→ Aim: Pick out the lines containing "Mergl".

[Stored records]
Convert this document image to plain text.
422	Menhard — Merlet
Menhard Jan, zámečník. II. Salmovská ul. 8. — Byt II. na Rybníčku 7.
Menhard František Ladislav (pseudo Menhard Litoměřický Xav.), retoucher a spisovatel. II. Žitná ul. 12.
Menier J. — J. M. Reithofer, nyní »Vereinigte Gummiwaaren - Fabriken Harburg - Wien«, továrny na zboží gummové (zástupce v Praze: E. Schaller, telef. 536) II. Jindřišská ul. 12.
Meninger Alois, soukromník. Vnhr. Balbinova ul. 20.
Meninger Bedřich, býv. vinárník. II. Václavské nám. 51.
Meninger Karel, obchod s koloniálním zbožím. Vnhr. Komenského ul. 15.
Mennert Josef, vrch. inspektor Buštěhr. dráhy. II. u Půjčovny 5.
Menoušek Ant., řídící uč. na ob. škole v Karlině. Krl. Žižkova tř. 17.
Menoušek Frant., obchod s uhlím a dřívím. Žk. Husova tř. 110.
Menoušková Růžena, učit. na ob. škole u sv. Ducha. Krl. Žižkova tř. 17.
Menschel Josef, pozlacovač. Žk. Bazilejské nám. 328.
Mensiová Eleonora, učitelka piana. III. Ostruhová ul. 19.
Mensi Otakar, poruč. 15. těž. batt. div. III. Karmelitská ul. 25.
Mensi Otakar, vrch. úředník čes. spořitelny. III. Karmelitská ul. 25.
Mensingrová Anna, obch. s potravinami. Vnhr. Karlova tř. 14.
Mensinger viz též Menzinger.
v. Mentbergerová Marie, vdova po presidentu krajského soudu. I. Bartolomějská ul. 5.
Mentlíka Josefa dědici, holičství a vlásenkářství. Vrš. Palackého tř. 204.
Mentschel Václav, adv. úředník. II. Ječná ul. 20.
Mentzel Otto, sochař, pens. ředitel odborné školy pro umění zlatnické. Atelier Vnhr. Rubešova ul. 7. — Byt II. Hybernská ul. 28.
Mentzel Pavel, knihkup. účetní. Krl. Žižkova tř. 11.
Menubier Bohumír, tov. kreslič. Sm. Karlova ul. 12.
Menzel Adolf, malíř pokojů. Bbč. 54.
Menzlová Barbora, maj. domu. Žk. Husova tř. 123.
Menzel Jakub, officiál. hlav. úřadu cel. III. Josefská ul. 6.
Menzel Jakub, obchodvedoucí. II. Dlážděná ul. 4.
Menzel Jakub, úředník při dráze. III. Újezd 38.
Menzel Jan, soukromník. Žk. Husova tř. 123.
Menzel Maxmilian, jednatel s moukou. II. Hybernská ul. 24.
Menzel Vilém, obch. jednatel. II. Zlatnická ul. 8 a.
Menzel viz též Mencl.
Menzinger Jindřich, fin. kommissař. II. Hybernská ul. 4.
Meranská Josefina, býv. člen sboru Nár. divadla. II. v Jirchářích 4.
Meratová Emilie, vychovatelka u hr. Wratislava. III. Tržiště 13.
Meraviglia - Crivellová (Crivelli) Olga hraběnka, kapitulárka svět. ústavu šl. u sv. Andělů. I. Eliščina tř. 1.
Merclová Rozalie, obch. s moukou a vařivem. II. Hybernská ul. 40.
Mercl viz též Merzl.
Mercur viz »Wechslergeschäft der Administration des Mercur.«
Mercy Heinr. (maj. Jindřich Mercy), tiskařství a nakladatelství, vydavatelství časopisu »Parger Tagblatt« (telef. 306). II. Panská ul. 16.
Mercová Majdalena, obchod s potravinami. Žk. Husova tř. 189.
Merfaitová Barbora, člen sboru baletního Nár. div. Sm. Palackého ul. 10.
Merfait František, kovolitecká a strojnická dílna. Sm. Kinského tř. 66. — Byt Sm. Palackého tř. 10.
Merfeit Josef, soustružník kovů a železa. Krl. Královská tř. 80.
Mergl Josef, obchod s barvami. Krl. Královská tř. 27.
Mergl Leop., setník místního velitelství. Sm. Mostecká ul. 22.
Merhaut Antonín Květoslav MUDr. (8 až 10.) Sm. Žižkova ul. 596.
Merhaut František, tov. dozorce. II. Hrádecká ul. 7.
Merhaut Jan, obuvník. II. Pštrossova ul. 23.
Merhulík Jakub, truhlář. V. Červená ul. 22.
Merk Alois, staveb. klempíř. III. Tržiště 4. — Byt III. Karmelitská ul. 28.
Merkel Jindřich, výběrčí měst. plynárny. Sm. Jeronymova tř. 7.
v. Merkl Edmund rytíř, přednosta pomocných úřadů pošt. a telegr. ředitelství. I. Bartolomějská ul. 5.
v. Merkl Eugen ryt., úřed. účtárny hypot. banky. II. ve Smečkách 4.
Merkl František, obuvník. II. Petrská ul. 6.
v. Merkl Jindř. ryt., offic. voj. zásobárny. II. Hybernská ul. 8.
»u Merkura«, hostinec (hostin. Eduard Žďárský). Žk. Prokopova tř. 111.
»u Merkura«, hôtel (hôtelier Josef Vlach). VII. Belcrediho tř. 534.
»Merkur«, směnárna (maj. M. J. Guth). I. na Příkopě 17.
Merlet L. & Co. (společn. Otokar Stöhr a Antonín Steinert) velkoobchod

→ Exercise result:
Mergl Josef, obchod s barvami. Krl. Královská tř. 27.
Mergl Leop., setník místního velitelství. Sm. Mostecká ul. 22.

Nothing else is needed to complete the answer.